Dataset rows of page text
________________________________________
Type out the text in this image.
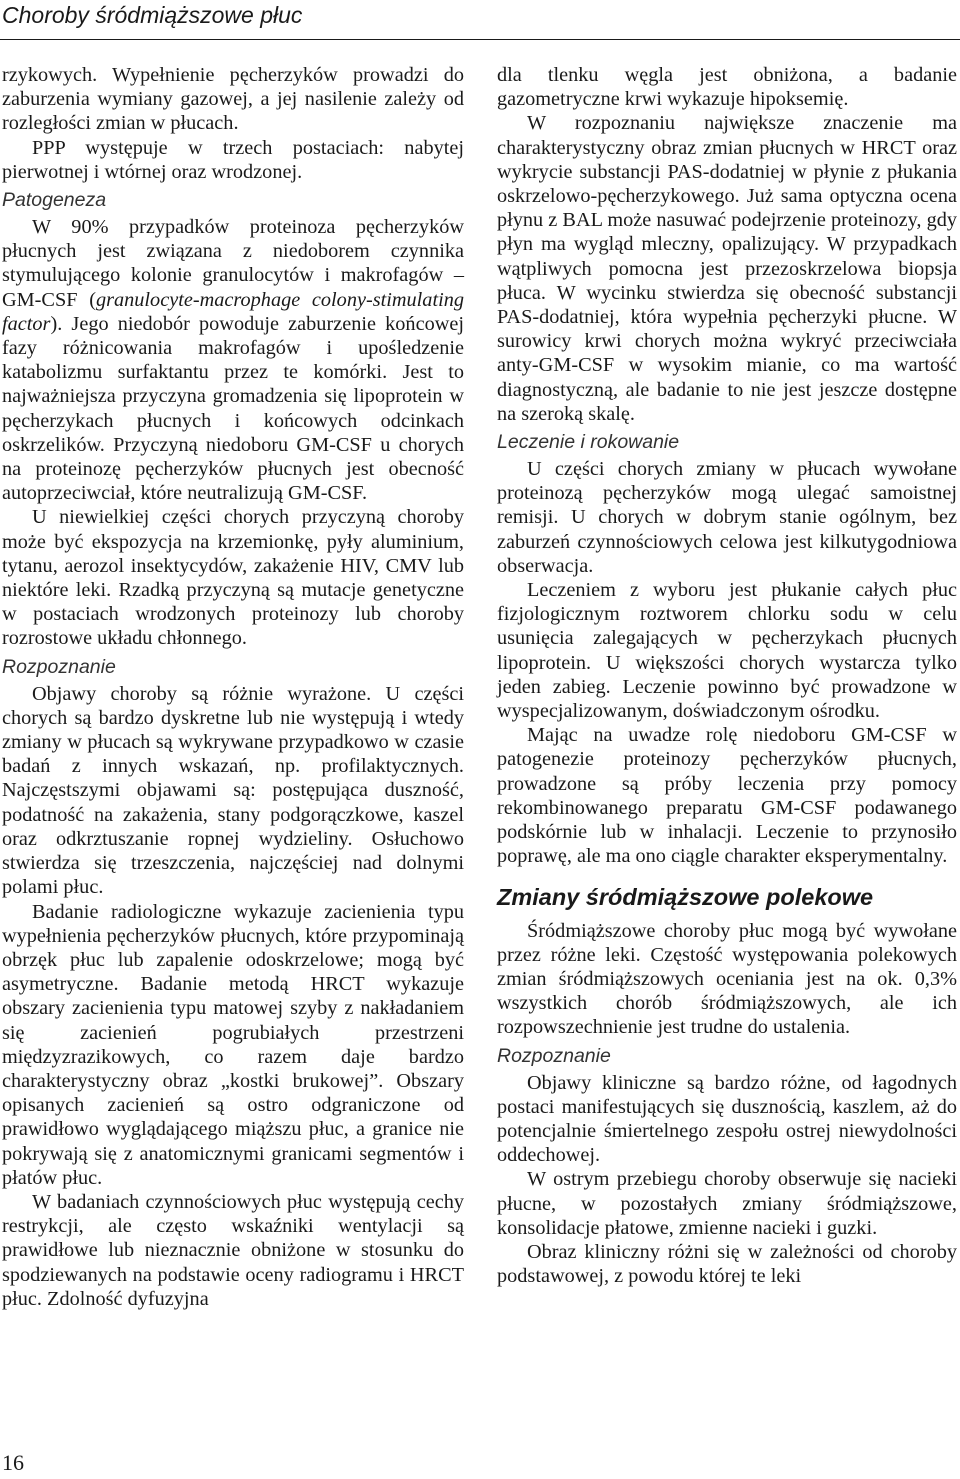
Choroby śródmiąższowe płuc

rzykowych. Wypełnienie pęcherzyków prowadzi do zaburzenia wymiany gazowej, a jej nasilenie zależy od rozległości zmian w płucach.

PPP występuje w trzech postaciach: nabytej pierwotnej i wtórnej oraz wrodzonej.

Patogeneza

W 90% przypadków proteinoza pęcherzyków płucnych jest związana z niedoborem czynnika stymulującego kolonie granulocytów i makrofagów – GM-CSF (granulocyte-macrophage colony-stimulating factor). Jego niedobór powoduje zaburzenie końcowej fazy różnicowania makrofagów i upośledzenie katabolizmu surfaktantu przez te komórki. Jest to najważniejsza przyczyna gromadzenia się lipoprotein w pęcherzykach płucnych i końcowych odcinkach oskrzelików. Przyczyną niedoboru GM-CSF u chorych na proteinozę pęcherzyków płucnych jest obecność autoprzeciwciał, które neutralizują GM-CSF.

U niewielkiej części chorych przyczyną choroby może być ekspozycja na krzemionkę, pyły aluminium, tytanu, aerozol insektycydów, zakażenie HIV, CMV lub niektóre leki. Rzadką przyczyną są mutacje genetyczne w postaciach wrodzonych proteinozy lub choroby rozrostowe układu chłonnego.

Rozpoznanie

Objawy choroby są różnie wyrażone. U części chorych są bardzo dyskretne lub nie występują i wtedy zmiany w płucach są wykrywane przypadkowo w czasie badań z innych wskazań, np. profilaktycznych. Najczęstszymi objawami są: postępująca duszność, podatność na zakażenia, stany podgorączkowe, kaszel oraz odkrztuszanie ropnej wydzieliny. Osłuchowo stwierdza się trzeszczenia, najczęściej nad dolnymi polami płuc.

Badanie radiologiczne wykazuje zacienienia typu wypełnienia pęcherzyków płucnych, które przypominają obrzęk płuc lub zapalenie odoskrzelowe; mogą być asymetryczne. Badanie metodą HRCT wykazuje obszary zacienienia typu matowej szyby z nakładaniem się zacienień pogrubiałych przestrzeni międzyzrazikowych, co razem daje bardzo charakterystyczny obraz „kostki brukowej”. Obszary opisanych zacienień są ostro odgraniczone od prawidłowo wyglądającego miąższu płuc, a granice nie pokrywają się z anatomicznymi granicami segmentów i płatów płuc.

W badaniach czynnościowych płuc występują cechy restrykcji, ale często wskaźniki wentylacji są prawidłowe lub nieznacznie obniżone w stosunku do spodziewanych na podstawie oceny radiogramu i HRCT płuc. Zdolność dyfuzyjna

dla tlenku węgla jest obniżona, a badanie gazometryczne krwi wykazuje hipoksemię.

W rozpoznaniu największe znaczenie ma charakterystyczny obraz zmian płucnych w HRCT oraz wykrycie substancji PAS-dodatniej w płynie z płukania oskrzelowo-pęcherzykowego. Już sama optyczna ocena płynu z BAL może nasuwać podejrzenie proteinozy, gdy płyn ma wygląd mleczny, opalizujący. W przypadkach wątpliwych pomocna jest przezoskrzelowa biopsja płuca. W wycinku stwierdza się obecność substancji PAS-dodatniej, która wypełnia pęcherzyki płucne. W surowicy krwi chorych można wykryć przeciwciała anty-GM-CSF w wysokim mianie, co ma wartość diagnostyczną, ale badanie to nie jest jeszcze dostępne na szeroką skalę.

Leczenie i rokowanie

U części chorych zmiany w płucach wywołane proteinozą pęcherzyków mogą ulegać samoistnej remisji. U chorych w dobrym stanie ogólnym, bez zaburzeń czynnościowych celowa jest kilkutygodniowa obserwacja.

Leczeniem z wyboru jest płukanie całych płuc fizjologicznym roztworem chlorku sodu w celu usunięcia zalegających w pęcherzykach płucnych lipoprotein. U większości chorych wystarcza tylko jeden zabieg. Leczenie powinno być prowadzone w wyspecjalizowanym, doświadczonym ośrodku.

Mając na uwadze rolę niedoboru GM-CSF w patogenezie proteinozy pęcherzyków płucnych, prowadzone są próby leczenia przy pomocy rekombinowanego preparatu GM-CSF podawanego podskórnie lub w inhalacji. Leczenie to przynosiło poprawę, ale ma ono ciągle charakter eksperymentalny.

Zmiany śródmiąższowe polekowe

Śródmiąższowe choroby płuc mogą być wywołane przez różne leki. Częstość występowania polekowych zmian śródmiąższowych oceniania jest na ok. 0,3% wszystkich chorób śródmiąższowych, ale ich rozpowszechnienie jest trudne do ustalenia.

Rozpoznanie

Objawy kliniczne są bardzo różne, od łagodnych postaci manifestujących się dusznością, kaszlem, aż do potencjalnie śmiertelnego zespołu ostrej niewydolności oddechowej.

W ostrym przebiegu choroby obserwuje się nacieki płucne, w pozostałych zmiany śródmiąższowe, konsolidacje płatowe, zmienne nacieki i guzki.

Obraz kliniczny różni się w zależności od choroby podstawowej, z powodu której te leki

16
________________________________________
The data above must be given back verbatim, minus its images.

### Result of this task
Type out the text in this image.
Choroby śródmiąższowe płuc

rzykowych. Wypełnienie pęcherzyków prowadzi do zaburzenia wymiany gazowej, a jej nasilenie zależy od rozległości zmian w płucach.

PPP występuje w trzech postaciach: nabytej pierwotnej i wtórnej oraz wrodzonej.

Patogeneza

W 90% przypadków proteinoza pęcherzyków płucnych jest związana z niedoborem czynnika stymulującego kolonie granulocytów i makrofagów – GM-CSF (granulocyte-macrophage colony-stimulating factor). Jego niedobór powoduje zaburzenie końcowej fazy różnicowania makrofagów i upośledzenie katabolizmu surfaktantu przez te komórki. Jest to najważniejsza przyczyna gromadzenia się lipoprotein w pęcherzykach płucnych i końcowych odcinkach oskrzelików. Przyczyną niedoboru GM-CSF u chorych na proteinozę pęcherzyków płucnych jest obecność autoprzeciwciał, które neutralizują GM-CSF.

U niewielkiej części chorych przyczyną choroby może być ekspozycja na krzemionkę, pyły aluminium, tytanu, aerozol insektycydów, zakażenie HIV, CMV lub niektóre leki. Rzadką przyczyną są mutacje genetyczne w postaciach wrodzonych proteinozy lub choroby rozrostowe układu chłonnego.

Rozpoznanie

Objawy choroby są różnie wyrażone. U części chorych są bardzo dyskretne lub nie występują i wtedy zmiany w płucach są wykrywane przypadkowo w czasie badań z innych wskazań, np. profilaktycznych. Najczęstszymi objawami są: postępująca duszność, podatność na zakażenia, stany podgorączkowe, kaszel oraz odkrztuszanie ropnej wydzieliny. Osłuchowo stwierdza się trzeszczenia, najczęściej nad dolnymi polami płuc.

Badanie radiologiczne wykazuje zacienienia typu wypełnienia pęcherzyków płucnych, które przypominają obrzęk płuc lub zapalenie odoskrzelowe; mogą być asymetryczne. Badanie metodą HRCT wykazuje obszary zacienienia typu matowej szyby z nakładaniem się zacienień pogrubiałych przestrzeni międzyzrazikowych, co razem daje bardzo charakterystyczny obraz „kostki brukowej”. Obszary opisanych zacienień są ostro odgraniczone od prawidłowo wyglądającego miąższu płuc, a granice nie pokrywają się z anatomicznymi granicami segmentów i płatów płuc.

W badaniach czynnościowych płuc występują cechy restrykcji, ale często wskaźniki wentylacji są prawidłowe lub nieznacznie obniżone w stosunku do spodziewanych na podstawie oceny radiogramu i HRCT płuc. Zdolność dyfuzyjna

dla tlenku węgla jest obniżona, a badanie gazometryczne krwi wykazuje hipoksemię.

W rozpoznaniu największe znaczenie ma charakterystyczny obraz zmian płucnych w HRCT oraz wykrycie substancji PAS-dodatniej w płynie z płukania oskrzelowo-pęcherzykowego. Już sama optyczna ocena płynu z BAL może nasuwać podejrzenie proteinozy, gdy płyn ma wygląd mleczny, opalizujący. W przypadkach wątpliwych pomocna jest przezoskrzelowa biopsja płuca. W wycinku stwierdza się obecność substancji PAS-dodatniej, która wypełnia pęcherzyki płucne. W surowicy krwi chorych można wykryć przeciwciała anty-GM-CSF w wysokim mianie, co ma wartość diagnostyczną, ale badanie to nie jest jeszcze dostępne na szeroką skalę.

Leczenie i rokowanie

U części chorych zmiany w płucach wywołane proteinozą pęcherzyków mogą ulegać samoistnej remisji. U chorych w dobrym stanie ogólnym, bez zaburzeń czynnościowych celowa jest kilkutygodniowa obserwacja.

Leczeniem z wyboru jest płukanie całych płuc fizjologicznym roztworem chlorku sodu w celu usunięcia zalegających w pęcherzykach płucnych lipoprotein. U większości chorych wystarcza tylko jeden zabieg. Leczenie powinno być prowadzone w wyspecjalizowanym, doświadczonym ośrodku.

Mając na uwadze rolę niedoboru GM-CSF w patogenezie proteinozy pęcherzyków płucnych, prowadzone są próby leczenia przy pomocy rekombinowanego preparatu GM-CSF podawanego podskórnie lub w inhalacji. Leczenie to przynosiło poprawę, ale ma ono ciągle charakter eksperymentalny.

Zmiany śródmiąższowe polekowe

Śródmiąższowe choroby płuc mogą być wywołane przez różne leki. Częstość występowania polekowych zmian śródmiąższowych oceniania jest na ok. 0,3% wszystkich chorób śródmiąższowych, ale ich rozpowszechnienie jest trudne do ustalenia.

Rozpoznanie

Objawy kliniczne są bardzo różne, od łagodnych postaci manifestujących się dusznością, kaszlem, aż do potencjalnie śmiertelnego zespołu ostrej niewydolności oddechowej.

W ostrym przebiegu choroby obserwuje się nacieki płucne, w pozostałych zmiany śródmiąższowe, konsolidacje płatowe, zmienne nacieki i guzki.

Obraz kliniczny różni się w zależności od choroby podstawowej, z powodu której te leki

16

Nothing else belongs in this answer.